• Task objective: Convert the data from its beginning through the line that contains "512, 425, 524]" into a Markdown table with two columns, Row and Line. Number each row and omit any blank lines.

==================================================

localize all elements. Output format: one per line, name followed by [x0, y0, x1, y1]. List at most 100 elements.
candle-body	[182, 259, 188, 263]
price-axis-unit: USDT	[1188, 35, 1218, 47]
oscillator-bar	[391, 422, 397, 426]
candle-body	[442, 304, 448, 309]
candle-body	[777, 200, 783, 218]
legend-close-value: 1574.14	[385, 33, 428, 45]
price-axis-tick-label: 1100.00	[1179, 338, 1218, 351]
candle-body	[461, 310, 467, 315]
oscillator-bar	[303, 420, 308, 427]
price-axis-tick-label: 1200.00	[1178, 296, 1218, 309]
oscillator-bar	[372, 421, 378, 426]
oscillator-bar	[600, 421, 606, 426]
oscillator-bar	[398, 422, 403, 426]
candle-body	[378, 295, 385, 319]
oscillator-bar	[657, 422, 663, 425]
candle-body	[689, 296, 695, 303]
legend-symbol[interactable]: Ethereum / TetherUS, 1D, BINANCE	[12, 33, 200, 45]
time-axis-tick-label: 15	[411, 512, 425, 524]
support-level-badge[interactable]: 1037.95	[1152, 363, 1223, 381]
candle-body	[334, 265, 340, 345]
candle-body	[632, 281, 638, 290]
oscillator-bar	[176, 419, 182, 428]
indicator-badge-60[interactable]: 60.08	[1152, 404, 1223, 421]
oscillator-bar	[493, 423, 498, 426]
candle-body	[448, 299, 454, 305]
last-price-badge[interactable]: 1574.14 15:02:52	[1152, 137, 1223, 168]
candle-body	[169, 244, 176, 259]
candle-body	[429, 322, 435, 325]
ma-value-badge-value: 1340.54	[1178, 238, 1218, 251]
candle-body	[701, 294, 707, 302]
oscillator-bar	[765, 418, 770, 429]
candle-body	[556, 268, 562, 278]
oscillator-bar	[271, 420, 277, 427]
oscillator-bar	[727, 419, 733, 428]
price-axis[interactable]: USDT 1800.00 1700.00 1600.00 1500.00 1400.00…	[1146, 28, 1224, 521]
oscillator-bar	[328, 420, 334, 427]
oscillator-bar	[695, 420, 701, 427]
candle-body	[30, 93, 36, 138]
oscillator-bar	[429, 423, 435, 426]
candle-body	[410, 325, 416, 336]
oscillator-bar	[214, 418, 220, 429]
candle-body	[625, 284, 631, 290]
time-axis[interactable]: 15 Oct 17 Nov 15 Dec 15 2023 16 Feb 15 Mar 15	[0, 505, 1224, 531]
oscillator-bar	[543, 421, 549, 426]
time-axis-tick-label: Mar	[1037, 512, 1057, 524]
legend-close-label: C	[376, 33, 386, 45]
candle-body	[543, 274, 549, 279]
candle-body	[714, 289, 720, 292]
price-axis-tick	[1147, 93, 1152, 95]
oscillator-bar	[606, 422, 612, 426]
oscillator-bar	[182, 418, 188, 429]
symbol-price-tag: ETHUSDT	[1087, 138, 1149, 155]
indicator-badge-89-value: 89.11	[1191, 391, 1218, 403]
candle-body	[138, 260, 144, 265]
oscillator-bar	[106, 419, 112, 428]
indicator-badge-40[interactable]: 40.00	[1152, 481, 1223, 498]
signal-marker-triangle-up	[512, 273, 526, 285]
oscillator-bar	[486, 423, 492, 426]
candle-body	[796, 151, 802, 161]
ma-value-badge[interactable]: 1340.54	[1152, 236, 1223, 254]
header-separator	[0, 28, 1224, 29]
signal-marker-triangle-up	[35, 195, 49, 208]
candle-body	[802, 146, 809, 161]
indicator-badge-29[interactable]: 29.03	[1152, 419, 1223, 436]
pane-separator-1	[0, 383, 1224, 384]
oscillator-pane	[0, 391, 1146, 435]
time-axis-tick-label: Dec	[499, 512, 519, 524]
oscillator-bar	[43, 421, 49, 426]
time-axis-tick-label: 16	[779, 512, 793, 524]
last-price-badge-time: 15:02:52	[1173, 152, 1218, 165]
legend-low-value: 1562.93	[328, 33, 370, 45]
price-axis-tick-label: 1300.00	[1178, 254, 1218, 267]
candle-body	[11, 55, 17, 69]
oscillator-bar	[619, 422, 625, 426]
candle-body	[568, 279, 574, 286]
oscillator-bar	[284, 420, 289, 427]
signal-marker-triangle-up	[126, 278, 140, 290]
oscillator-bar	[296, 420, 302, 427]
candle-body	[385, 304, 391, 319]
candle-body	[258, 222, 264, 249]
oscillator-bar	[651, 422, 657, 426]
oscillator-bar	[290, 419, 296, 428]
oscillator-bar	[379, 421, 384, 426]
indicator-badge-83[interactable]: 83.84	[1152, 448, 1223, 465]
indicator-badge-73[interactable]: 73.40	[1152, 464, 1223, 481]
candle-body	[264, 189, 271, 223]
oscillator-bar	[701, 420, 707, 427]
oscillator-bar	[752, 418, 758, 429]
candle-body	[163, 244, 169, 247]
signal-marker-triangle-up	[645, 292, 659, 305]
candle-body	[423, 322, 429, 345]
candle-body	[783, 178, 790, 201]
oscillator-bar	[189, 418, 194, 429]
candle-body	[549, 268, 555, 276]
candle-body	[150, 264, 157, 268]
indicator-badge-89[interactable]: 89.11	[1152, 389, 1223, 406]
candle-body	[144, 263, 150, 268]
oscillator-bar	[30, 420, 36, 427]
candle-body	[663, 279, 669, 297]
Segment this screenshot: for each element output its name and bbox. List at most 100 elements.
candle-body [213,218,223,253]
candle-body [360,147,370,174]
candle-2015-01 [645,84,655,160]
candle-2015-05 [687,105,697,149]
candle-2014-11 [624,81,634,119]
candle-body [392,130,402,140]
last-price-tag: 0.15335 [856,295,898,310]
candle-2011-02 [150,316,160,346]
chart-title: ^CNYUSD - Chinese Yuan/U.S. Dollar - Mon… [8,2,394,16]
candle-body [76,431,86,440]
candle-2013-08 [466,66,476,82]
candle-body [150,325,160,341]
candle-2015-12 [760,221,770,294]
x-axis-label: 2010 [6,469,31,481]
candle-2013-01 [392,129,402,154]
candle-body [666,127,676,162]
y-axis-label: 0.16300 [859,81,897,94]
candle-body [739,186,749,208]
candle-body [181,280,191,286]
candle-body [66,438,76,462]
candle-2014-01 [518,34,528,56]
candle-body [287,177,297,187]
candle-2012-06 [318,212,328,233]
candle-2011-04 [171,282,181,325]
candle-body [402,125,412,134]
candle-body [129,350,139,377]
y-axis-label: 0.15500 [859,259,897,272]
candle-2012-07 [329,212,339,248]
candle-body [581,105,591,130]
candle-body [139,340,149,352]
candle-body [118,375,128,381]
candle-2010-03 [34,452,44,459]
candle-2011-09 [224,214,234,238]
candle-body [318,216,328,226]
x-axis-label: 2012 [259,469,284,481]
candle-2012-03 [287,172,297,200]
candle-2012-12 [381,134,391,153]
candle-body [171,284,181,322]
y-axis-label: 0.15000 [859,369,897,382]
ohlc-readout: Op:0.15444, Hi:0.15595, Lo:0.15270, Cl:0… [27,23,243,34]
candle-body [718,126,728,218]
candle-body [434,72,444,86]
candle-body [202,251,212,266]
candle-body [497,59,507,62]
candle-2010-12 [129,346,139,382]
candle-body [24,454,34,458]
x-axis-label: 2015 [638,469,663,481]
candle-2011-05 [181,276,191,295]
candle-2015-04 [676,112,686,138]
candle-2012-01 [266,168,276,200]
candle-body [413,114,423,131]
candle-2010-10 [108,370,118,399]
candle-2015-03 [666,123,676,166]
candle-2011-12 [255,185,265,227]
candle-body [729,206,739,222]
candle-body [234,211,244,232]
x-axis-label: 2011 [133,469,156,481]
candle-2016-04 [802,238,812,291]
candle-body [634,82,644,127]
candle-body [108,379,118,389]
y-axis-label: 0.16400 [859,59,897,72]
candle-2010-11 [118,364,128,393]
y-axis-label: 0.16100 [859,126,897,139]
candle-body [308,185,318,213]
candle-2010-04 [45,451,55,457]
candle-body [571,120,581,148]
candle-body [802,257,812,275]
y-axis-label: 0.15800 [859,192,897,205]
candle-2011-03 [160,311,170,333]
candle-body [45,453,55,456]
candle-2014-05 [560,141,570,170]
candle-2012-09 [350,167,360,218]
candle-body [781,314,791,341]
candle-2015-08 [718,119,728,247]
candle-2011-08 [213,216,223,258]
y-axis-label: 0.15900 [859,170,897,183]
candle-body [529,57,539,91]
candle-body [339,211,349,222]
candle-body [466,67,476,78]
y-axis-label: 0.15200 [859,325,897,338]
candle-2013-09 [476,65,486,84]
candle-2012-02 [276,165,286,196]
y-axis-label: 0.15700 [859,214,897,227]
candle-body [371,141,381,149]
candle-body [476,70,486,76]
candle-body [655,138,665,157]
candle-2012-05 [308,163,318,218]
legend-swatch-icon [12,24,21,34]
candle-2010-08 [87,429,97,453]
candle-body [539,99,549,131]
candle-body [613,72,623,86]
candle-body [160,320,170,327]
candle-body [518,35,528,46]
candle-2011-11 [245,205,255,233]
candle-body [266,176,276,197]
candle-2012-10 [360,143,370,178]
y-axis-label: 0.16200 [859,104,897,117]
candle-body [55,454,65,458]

==================================================

• Response below:
| Row | Line |
|---|---|
| 1 | localize all elements. Output format: one per line, name followed by [x0, y0, x1, y1]. List at most 100 elements. |
| 2 | candle-body	[182, 259, 188, 263] |
| 3 | price-axis-unit: USDT	[1188, 35, 1218, 47] |
| 4 | oscillator-bar	[391, 422, 397, 426] |
| 5 | candle-body	[442, 304, 448, 309] |
| 6 | candle-body	[777, 200, 783, 218] |
| 7 | legend-close-value: 1574.14	[385, 33, 428, 45] |
| 8 | price-axis-tick-label: 1100.00	[1179, 338, 1218, 351] |
| 9 | candle-body	[461, 310, 467, 315] |
| 10 | oscillator-bar	[303, 420, 308, 427] |
| 11 | price-axis-tick-label: 1200.00	[1178, 296, 1218, 309] |
| 12 | oscillator-bar	[372, 421, 378, 426] |
| 13 | oscillator-bar	[600, 421, 606, 426] |
| 14 | oscillator-bar	[398, 422, 403, 426] |
| 15 | candle-body	[378, 295, 385, 319] |
| 16 | oscillator-bar	[657, 422, 663, 425] |
| 17 | candle-body	[689, 296, 695, 303] |
| 18 | legend-symbol[interactable]: Ethereum / TetherUS, 1D, BINANCE	[12, 33, 200, 45] |
| 19 | time-axis-tick-label: 15	[411, 512, 425, 524] |